───── Extracted material

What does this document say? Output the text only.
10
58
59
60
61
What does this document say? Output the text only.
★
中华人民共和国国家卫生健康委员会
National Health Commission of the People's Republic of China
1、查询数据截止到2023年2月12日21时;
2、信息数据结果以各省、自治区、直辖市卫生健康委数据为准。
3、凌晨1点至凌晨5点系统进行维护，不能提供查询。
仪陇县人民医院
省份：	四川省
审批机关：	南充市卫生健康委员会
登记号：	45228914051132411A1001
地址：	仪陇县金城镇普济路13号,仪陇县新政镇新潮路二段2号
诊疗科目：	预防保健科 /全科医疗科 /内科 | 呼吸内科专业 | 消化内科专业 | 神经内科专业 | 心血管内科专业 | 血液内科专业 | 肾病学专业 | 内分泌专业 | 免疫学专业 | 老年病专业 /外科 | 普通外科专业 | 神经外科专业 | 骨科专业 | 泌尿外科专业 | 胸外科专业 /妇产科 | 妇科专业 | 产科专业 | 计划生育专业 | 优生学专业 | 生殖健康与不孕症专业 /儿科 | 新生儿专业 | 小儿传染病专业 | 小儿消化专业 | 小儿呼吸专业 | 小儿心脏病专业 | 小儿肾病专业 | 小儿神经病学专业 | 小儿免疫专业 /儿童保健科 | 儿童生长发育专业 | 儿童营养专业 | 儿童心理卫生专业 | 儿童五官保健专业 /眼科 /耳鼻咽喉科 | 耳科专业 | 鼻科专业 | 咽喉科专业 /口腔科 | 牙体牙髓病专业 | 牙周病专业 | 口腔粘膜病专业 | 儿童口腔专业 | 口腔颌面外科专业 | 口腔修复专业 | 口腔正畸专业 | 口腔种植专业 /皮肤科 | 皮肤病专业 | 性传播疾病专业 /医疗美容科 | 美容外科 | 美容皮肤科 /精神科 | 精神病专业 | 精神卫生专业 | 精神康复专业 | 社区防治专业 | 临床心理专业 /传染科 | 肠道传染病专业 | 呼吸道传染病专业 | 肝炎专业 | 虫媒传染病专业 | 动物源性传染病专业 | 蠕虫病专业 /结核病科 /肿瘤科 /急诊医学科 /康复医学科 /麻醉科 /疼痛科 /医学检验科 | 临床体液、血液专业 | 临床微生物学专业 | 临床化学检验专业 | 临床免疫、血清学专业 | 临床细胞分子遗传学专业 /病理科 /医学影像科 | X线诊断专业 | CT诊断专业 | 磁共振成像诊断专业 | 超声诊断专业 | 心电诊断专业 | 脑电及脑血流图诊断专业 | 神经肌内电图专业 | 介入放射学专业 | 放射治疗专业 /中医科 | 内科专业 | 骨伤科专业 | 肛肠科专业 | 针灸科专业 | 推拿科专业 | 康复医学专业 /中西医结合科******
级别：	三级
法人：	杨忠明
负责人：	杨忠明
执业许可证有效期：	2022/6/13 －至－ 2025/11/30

──────────

→ Given instruction
Your task is to return the full listing exactly as it was given.

→ Exercise response
What does this document say? Output the text only.
10
58
59
60
61
What does this document say? Output the text only.
★
中华人民共和国国家卫生健康委员会
National Health Commission of the People's Republic of China
1、查询数据截止到2023年2月12日21时;
2、信息数据结果以各省、自治区、直辖市卫生健康委数据为准。
3、凌晨1点至凌晨5点系统进行维护，不能提供查询。
仪陇县人民医院
省份：	四川省
审批机关：	南充市卫生健康委员会
登记号：	45228914051132411A1001
地址：	仪陇县金城镇普济路13号,仪陇县新政镇新潮路二段2号
诊疗科目：	预防保健科 /全科医疗科 /内科 | 呼吸内科专业 | 消化内科专业 | 神经内科专业 | 心血管内科专业 | 血液内科专业 | 肾病学专业 | 内分泌专业 | 免疫学专业 | 老年病专业 /外科 | 普通外科专业 | 神经外科专业 | 骨科专业 | 泌尿外科专业 | 胸外科专业 /妇产科 | 妇科专业 | 产科专业 | 计划生育专业 | 优生学专业 | 生殖健康与不孕症专业 /儿科 | 新生儿专业 | 小儿传染病专业 | 小儿消化专业 | 小儿呼吸专业 | 小儿心脏病专业 | 小儿肾病专业 | 小儿神经病学专业 | 小儿免疫专业 /儿童保健科 | 儿童生长发育专业 | 儿童营养专业 | 儿童心理卫生专业 | 儿童五官保健专业 /眼科 /耳鼻咽喉科 | 耳科专业 | 鼻科专业 | 咽喉科专业 /口腔科 | 牙体牙髓病专业 | 牙周病专业 | 口腔粘膜病专业 | 儿童口腔专业 | 口腔颌面外科专业 | 口腔修复专业 | 口腔正畸专业 | 口腔种植专业 /皮肤科 | 皮肤病专业 | 性传播疾病专业 /医疗美容科 | 美容外科 | 美容皮肤科 /精神科 | 精神病专业 | 精神卫生专业 | 精神康复专业 | 社区防治专业 | 临床心理专业 /传染科 | 肠道传染病专业 | 呼吸道传染病专业 | 肝炎专业 | 虫媒传染病专业 | 动物源性传染病专业 | 蠕虫病专业 /结核病科 /肿瘤科 /急诊医学科 /康复医学科 /麻醉科 /疼痛科 /医学检验科 | 临床体液、血液专业 | 临床微生物学专业 | 临床化学检验专业 | 临床免疫、血清学专业 | 临床细胞分子遗传学专业 /病理科 /医学影像科 | X线诊断专业 | CT诊断专业 | 磁共振成像诊断专业 | 超声诊断专业 | 心电诊断专业 | 脑电及脑血流图诊断专业 | 神经肌内电图专业 | 介入放射学专业 | 放射治疗专业 /中医科 | 内科专业 | 骨伤科专业 | 肛肠科专业 | 针灸科专业 | 推拿科专业 | 康复医学专业 /中西医结合科******
级别：	三级
法人：	杨忠明
负责人：	杨忠明
执业许可证有效期：	2022/6/13 －至－ 2025/11/30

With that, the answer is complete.